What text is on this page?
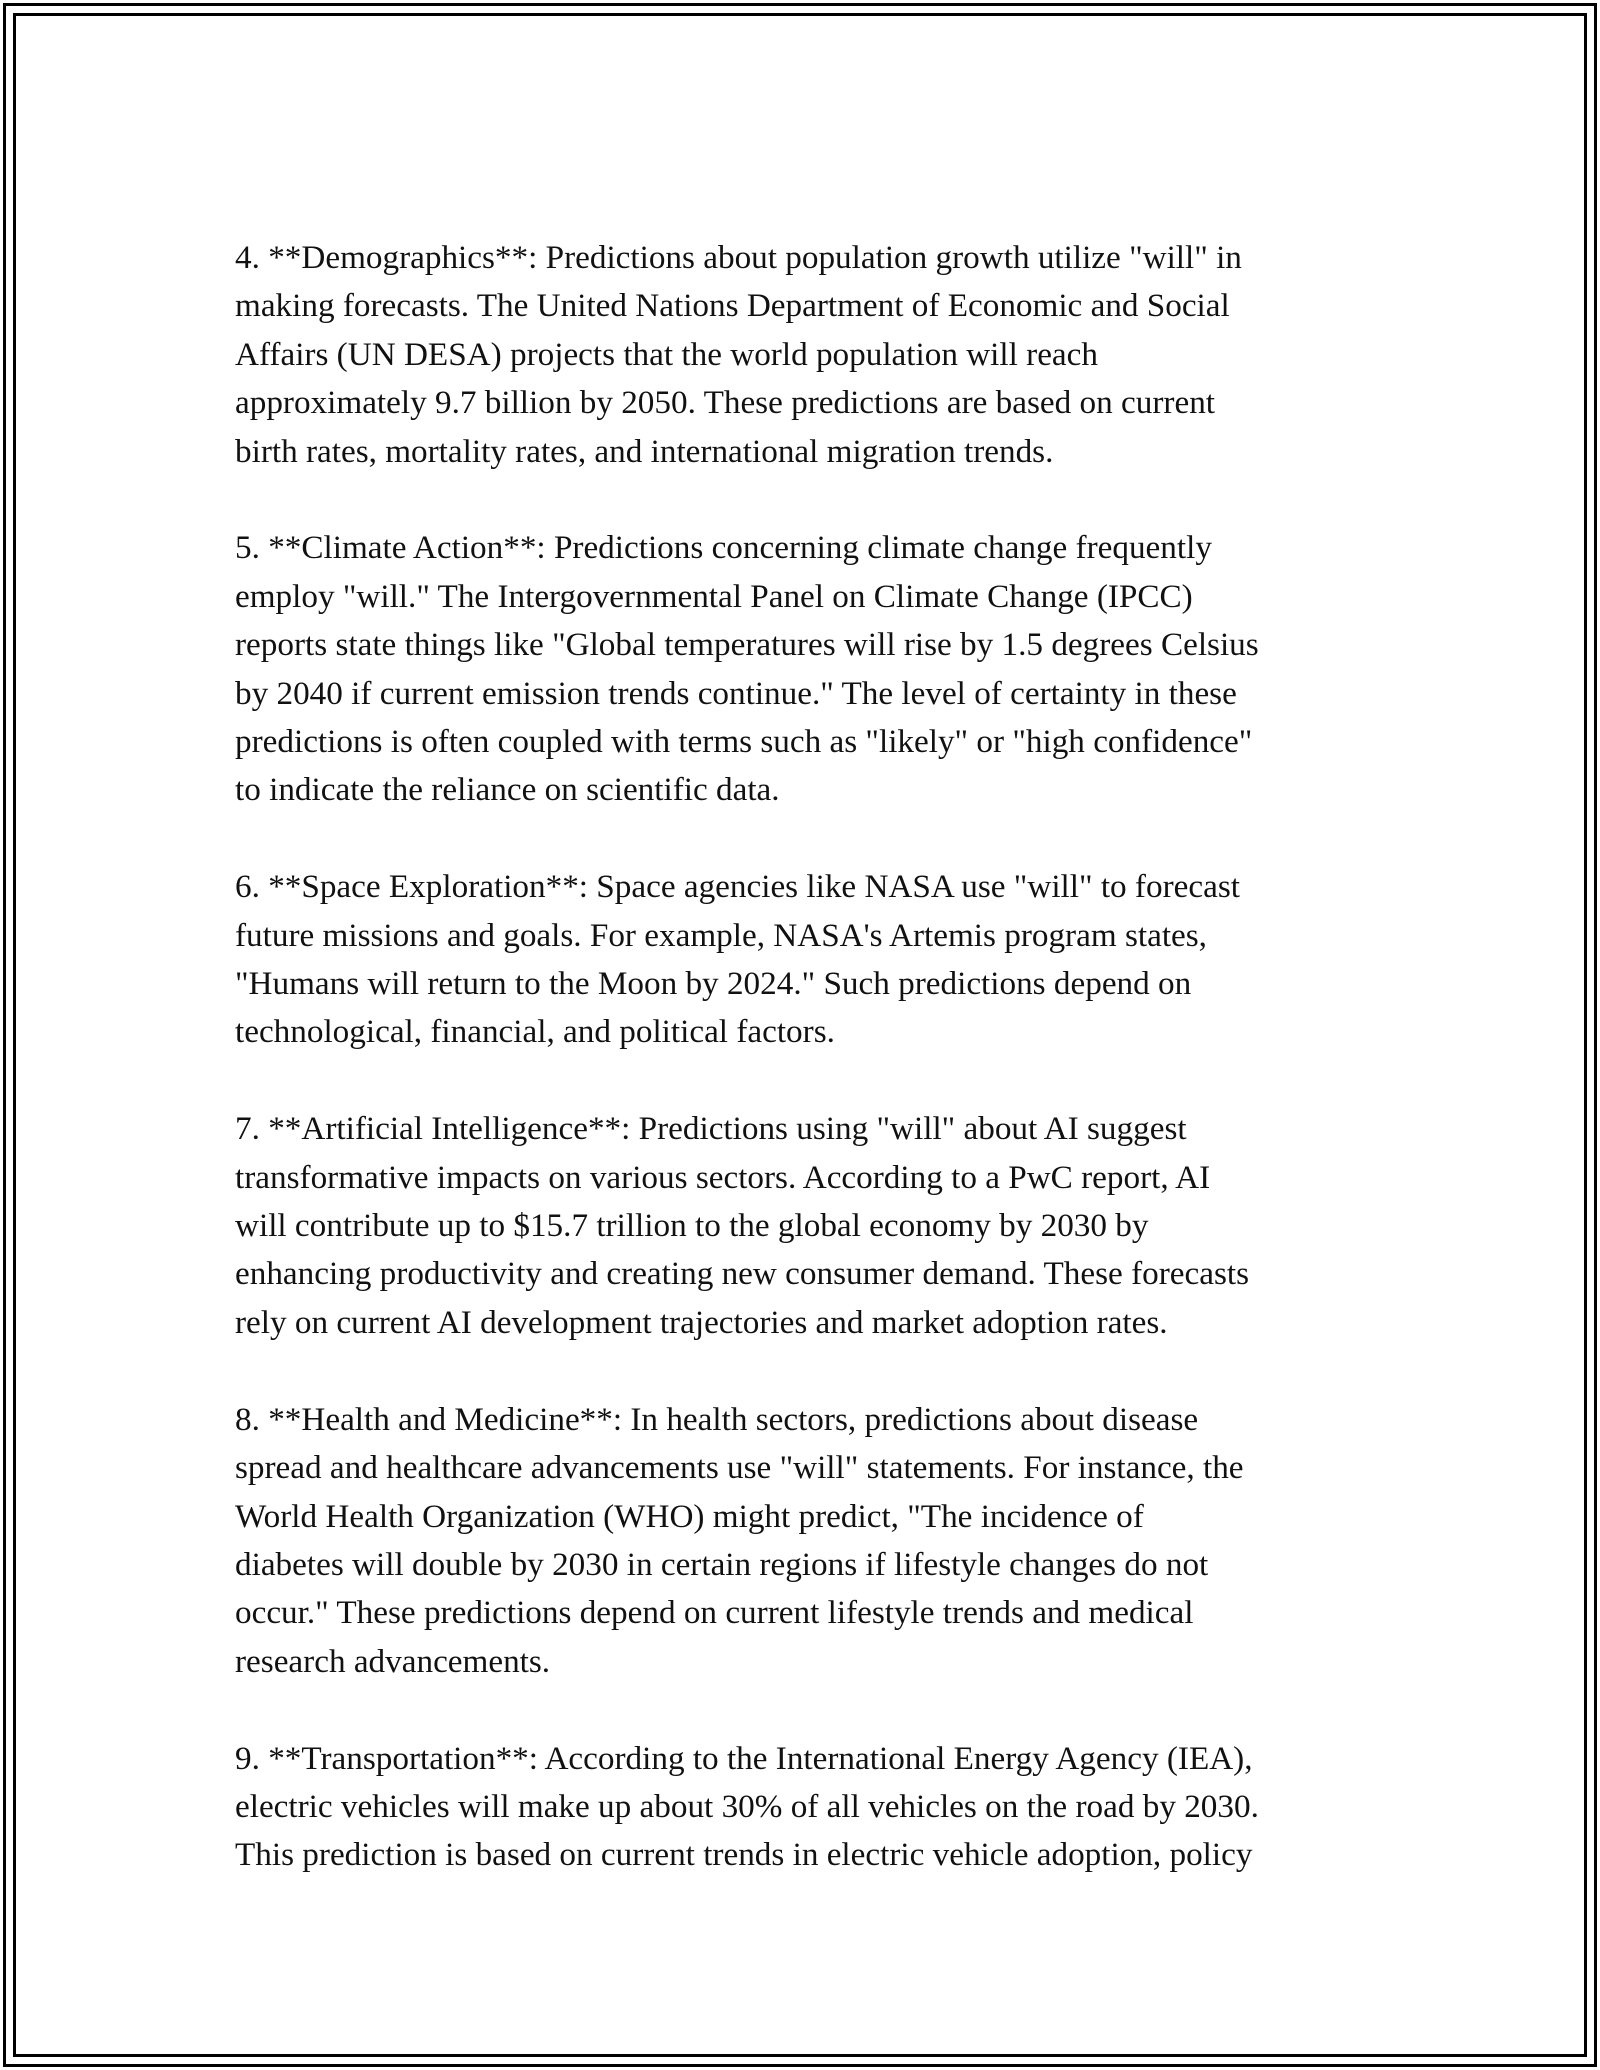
4. **Demographics**: Predictions about population growth utilize "will" in
making forecasts. The United Nations Department of Economic and Social
Affairs (UN DESA) projects that the world population will reach
approximately 9.7 billion by 2050. These predictions are based on current
birth rates, mortality rates, and international migration trends.

5. **Climate Action**: Predictions concerning climate change frequently
employ "will." The Intergovernmental Panel on Climate Change (IPCC)
reports state things like "Global temperatures will rise by 1.5 degrees Celsius
by 2040 if current emission trends continue." The level of certainty in these
predictions is often coupled with terms such as "likely" or "high confidence"
to indicate the reliance on scientific data.

6. **Space Exploration**: Space agencies like NASA use "will" to forecast
future missions and goals. For example, NASA's Artemis program states,
"Humans will return to the Moon by 2024." Such predictions depend on
technological, financial, and political factors.

7. **Artificial Intelligence**: Predictions using "will" about AI suggest
transformative impacts on various sectors. According to a PwC report, AI
will contribute up to $15.7 trillion to the global economy by 2030 by
enhancing productivity and creating new consumer demand. These forecasts
rely on current AI development trajectories and market adoption rates.

8. **Health and Medicine**: In health sectors, predictions about disease
spread and healthcare advancements use "will" statements. For instance, the
World Health Organization (WHO) might predict, "The incidence of
diabetes will double by 2030 in certain regions if lifestyle changes do not
occur." These predictions depend on current lifestyle trends and medical
research advancements.

9. **Transportation**: According to the International Energy Agency (IEA),
electric vehicles will make up about 30% of all vehicles on the road by 2030.
This prediction is based on current trends in electric vehicle adoption, policy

## WRITTEN PROBLEM
The records above must be printed exactly; the pictures stay out.

## THE RESULT
What text is on this page?
4. **Demographics**: Predictions about population growth utilize "will" in
making forecasts. The United Nations Department of Economic and Social
Affairs (UN DESA) projects that the world population will reach
approximately 9.7 billion by 2050. These predictions are based on current
birth rates, mortality rates, and international migration trends.

5. **Climate Action**: Predictions concerning climate change frequently
employ "will." The Intergovernmental Panel on Climate Change (IPCC)
reports state things like "Global temperatures will rise by 1.5 degrees Celsius
by 2040 if current emission trends continue." The level of certainty in these
predictions is often coupled with terms such as "likely" or "high confidence"
to indicate the reliance on scientific data.

6. **Space Exploration**: Space agencies like NASA use "will" to forecast
future missions and goals. For example, NASA's Artemis program states,
"Humans will return to the Moon by 2024." Such predictions depend on
technological, financial, and political factors.

7. **Artificial Intelligence**: Predictions using "will" about AI suggest
transformative impacts on various sectors. According to a PwC report, AI
will contribute up to $15.7 trillion to the global economy by 2030 by
enhancing productivity and creating new consumer demand. These forecasts
rely on current AI development trajectories and market adoption rates.

8. **Health and Medicine**: In health sectors, predictions about disease
spread and healthcare advancements use "will" statements. For instance, the
World Health Organization (WHO) might predict, "The incidence of
diabetes will double by 2030 in certain regions if lifestyle changes do not
occur." These predictions depend on current lifestyle trends and medical
research advancements.

9. **Transportation**: According to the International Energy Agency (IEA),
electric vehicles will make up about 30% of all vehicles on the road by 2030.
This prediction is based on current trends in electric vehicle adoption, policy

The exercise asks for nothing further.